Work to do
Using the entries below, return word for word the lines from the one containing "Type out the text in this image." up to and including the last.

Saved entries
==========

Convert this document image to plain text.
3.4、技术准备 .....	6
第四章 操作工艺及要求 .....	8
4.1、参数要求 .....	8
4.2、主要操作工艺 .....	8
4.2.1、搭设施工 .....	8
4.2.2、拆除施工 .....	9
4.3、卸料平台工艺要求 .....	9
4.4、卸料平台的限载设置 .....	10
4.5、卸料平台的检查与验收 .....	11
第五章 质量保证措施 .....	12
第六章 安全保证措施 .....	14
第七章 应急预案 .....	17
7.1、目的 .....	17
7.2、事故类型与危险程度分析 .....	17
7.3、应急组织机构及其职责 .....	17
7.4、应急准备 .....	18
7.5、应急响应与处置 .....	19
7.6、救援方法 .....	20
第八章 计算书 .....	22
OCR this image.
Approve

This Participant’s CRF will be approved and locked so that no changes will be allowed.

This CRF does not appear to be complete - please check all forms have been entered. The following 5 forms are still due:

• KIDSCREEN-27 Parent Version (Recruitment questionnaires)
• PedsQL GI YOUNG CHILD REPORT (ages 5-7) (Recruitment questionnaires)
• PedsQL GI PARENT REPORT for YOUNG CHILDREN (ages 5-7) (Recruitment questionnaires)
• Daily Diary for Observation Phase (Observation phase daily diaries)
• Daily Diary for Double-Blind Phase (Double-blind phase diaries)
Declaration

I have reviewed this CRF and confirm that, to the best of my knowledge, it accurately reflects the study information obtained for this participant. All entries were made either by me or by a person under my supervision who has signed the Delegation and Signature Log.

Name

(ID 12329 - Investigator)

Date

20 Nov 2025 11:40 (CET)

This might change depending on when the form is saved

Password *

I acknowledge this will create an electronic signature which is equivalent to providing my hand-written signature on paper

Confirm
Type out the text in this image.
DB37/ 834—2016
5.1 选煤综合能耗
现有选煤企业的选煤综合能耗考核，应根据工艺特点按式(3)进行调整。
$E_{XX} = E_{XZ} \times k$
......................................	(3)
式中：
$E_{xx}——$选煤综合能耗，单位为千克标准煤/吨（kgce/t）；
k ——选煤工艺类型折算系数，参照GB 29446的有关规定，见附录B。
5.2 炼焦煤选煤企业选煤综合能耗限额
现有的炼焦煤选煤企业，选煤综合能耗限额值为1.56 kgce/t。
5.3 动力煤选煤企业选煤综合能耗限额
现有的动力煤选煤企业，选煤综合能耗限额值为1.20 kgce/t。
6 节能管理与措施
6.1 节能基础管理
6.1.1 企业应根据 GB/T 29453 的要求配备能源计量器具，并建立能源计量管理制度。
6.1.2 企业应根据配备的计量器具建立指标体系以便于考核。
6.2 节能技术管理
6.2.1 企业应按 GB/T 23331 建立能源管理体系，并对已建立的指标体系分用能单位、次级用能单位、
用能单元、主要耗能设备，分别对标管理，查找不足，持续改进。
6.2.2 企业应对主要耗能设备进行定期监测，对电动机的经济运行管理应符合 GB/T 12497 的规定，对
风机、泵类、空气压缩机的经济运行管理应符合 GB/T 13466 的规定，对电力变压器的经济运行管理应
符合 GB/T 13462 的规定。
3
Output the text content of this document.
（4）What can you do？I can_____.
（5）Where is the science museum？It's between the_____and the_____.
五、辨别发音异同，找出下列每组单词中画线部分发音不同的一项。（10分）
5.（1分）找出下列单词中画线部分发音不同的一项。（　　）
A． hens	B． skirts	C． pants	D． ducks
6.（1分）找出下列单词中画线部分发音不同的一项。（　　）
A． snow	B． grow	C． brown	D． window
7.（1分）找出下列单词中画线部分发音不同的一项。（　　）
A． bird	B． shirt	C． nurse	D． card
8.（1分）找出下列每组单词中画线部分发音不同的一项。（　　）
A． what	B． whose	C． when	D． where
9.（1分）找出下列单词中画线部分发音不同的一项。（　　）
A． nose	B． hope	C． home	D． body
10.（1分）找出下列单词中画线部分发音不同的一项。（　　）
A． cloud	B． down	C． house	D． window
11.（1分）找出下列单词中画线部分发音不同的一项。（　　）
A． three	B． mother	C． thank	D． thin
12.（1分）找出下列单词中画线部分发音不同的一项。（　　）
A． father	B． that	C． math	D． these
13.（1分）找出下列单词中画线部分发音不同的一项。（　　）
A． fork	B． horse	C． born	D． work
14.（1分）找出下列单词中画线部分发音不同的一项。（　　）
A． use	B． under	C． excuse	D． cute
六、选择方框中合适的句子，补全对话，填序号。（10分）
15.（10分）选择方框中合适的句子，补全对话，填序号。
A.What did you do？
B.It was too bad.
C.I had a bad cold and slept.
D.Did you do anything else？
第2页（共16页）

==========

Solution to the problem
Type out the text in this image.
DB37/ 834—2016
5.1 选煤综合能耗
现有选煤企业的选煤综合能耗考核，应根据工艺特点按式(3)进行调整。
$E_{XX} = E_{XZ} \times k$
......................................	(3)
式中：
$E_{xx}——$选煤综合能耗，单位为千克标准煤/吨（kgce/t）；
k ——选煤工艺类型折算系数，参照GB 29446的有关规定，见附录B。
5.2 炼焦煤选煤企业选煤综合能耗限额
现有的炼焦煤选煤企业，选煤综合能耗限额值为1.56 kgce/t。
5.3 动力煤选煤企业选煤综合能耗限额
现有的动力煤选煤企业，选煤综合能耗限额值为1.20 kgce/t。
6 节能管理与措施
6.1 节能基础管理
6.1.1 企业应根据 GB/T 29453 的要求配备能源计量器具，并建立能源计量管理制度。
6.1.2 企业应根据配备的计量器具建立指标体系以便于考核。
6.2 节能技术管理
6.2.1 企业应按 GB/T 23331 建立能源管理体系，并对已建立的指标体系分用能单位、次级用能单位、
用能单元、主要耗能设备，分别对标管理，查找不足，持续改进。
6.2.2 企业应对主要耗能设备进行定期监测，对电动机的经济运行管理应符合 GB/T 12497 的规定，对
风机、泵类、空气压缩机的经济运行管理应符合 GB/T 13466 的规定，对电力变压器的经济运行管理应
符合 GB/T 13462 的规定。
3
Output the text content of this document.
（4）What can you do？I can_____.
（5）Where is the science museum？It's between the_____and the_____.
五、辨别发音异同，找出下列每组单词中画线部分发音不同的一项。（10分）
5.（1分）找出下列单词中画线部分发音不同的一项。（　　）
A． hens	B． skirts	C． pants	D． ducks
6.（1分）找出下列单词中画线部分发音不同的一项。（　　）
A． snow	B． grow	C． brown	D． window
7.（1分）找出下列单词中画线部分发音不同的一项。（　　）
A． bird	B． shirt	C． nurse	D． card
8.（1分）找出下列每组单词中画线部分发音不同的一项。（　　）
A． what	B． whose	C． when	D． where
9.（1分）找出下列单词中画线部分发音不同的一项。（　　）
A． nose	B． hope	C． home	D． body
10.（1分）找出下列单词中画线部分发音不同的一项。（　　）
A． cloud	B． down	C． house	D． window
11.（1分）找出下列单词中画线部分发音不同的一项。（　　）
A． three	B． mother	C． thank	D． thin
12.（1分）找出下列单词中画线部分发音不同的一项。（　　）
A． father	B． that	C． math	D． these
13.（1分）找出下列单词中画线部分发音不同的一项。（　　）
A． fork	B． horse	C． born	D． work
14.（1分）找出下列单词中画线部分发音不同的一项。（　　）
A． use	B． under	C． excuse	D． cute
六、选择方框中合适的句子，补全对话，填序号。（10分）
15.（10分）选择方框中合适的句子，补全对话，填序号。
A.What did you do？
B.It was too bad.
C.I had a bad cold and slept.
D.Did you do anything else？
第2页（共16页）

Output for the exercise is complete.